Stored items
========
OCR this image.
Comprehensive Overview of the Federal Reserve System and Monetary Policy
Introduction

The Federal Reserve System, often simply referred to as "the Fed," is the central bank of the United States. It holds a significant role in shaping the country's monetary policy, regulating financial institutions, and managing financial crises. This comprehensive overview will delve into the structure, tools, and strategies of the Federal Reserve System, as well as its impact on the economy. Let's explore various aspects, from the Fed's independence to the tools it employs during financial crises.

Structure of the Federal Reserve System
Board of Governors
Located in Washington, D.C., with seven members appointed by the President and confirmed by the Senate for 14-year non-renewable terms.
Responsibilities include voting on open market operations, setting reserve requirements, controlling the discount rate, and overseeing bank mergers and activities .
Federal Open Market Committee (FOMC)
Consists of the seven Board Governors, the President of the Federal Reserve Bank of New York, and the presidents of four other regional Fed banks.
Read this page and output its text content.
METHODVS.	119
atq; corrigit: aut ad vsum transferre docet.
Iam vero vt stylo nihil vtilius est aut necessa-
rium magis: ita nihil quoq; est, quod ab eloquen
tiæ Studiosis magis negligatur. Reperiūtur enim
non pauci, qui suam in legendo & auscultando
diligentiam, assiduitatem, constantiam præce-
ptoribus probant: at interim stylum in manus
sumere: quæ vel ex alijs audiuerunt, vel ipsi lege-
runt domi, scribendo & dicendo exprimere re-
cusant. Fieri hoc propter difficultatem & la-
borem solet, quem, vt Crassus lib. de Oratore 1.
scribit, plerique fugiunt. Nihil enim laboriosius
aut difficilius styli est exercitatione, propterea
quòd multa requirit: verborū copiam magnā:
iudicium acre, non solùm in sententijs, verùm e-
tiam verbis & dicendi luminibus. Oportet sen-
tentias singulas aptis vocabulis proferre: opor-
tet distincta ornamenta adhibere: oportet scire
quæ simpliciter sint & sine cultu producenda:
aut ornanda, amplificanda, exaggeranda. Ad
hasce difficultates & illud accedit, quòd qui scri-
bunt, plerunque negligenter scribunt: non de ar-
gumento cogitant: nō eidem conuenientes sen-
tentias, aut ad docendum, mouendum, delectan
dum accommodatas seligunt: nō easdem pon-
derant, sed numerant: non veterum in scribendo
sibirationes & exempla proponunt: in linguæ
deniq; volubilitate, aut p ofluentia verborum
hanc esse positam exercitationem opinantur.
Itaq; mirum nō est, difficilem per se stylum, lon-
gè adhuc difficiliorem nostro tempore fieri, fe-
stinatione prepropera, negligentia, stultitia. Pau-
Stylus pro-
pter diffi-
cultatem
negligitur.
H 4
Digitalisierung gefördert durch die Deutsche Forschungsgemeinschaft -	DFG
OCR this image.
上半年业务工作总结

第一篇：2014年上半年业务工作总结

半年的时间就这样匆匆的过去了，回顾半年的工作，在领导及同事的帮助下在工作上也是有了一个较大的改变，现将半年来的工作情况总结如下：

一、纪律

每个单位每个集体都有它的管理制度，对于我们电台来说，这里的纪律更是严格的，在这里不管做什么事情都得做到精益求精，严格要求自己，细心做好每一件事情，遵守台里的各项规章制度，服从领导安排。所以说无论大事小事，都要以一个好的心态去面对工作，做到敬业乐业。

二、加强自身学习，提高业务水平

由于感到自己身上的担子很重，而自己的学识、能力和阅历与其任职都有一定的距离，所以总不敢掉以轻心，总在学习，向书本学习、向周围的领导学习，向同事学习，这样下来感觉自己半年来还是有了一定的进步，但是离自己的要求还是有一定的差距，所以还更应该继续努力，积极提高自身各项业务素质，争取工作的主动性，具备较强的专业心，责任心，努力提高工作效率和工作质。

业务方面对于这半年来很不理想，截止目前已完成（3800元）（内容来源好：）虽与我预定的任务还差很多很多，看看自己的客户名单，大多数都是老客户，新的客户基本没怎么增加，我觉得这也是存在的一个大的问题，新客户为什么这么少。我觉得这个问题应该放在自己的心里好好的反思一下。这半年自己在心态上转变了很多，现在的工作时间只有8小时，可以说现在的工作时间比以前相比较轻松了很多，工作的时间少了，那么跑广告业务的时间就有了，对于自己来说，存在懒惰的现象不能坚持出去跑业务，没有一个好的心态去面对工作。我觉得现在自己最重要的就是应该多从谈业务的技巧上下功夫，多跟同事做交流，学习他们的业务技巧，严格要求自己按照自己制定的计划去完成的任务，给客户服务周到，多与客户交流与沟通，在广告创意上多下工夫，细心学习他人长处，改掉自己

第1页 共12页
========
_PROBLEM STATEMENT:_
Copy down every line of the material above that includes the string "quòd".

_TASK OUTPUT:_
quòd multa requirit: verborū copiam magnā:
hasce difficultates & illud accedit, quòd qui scri-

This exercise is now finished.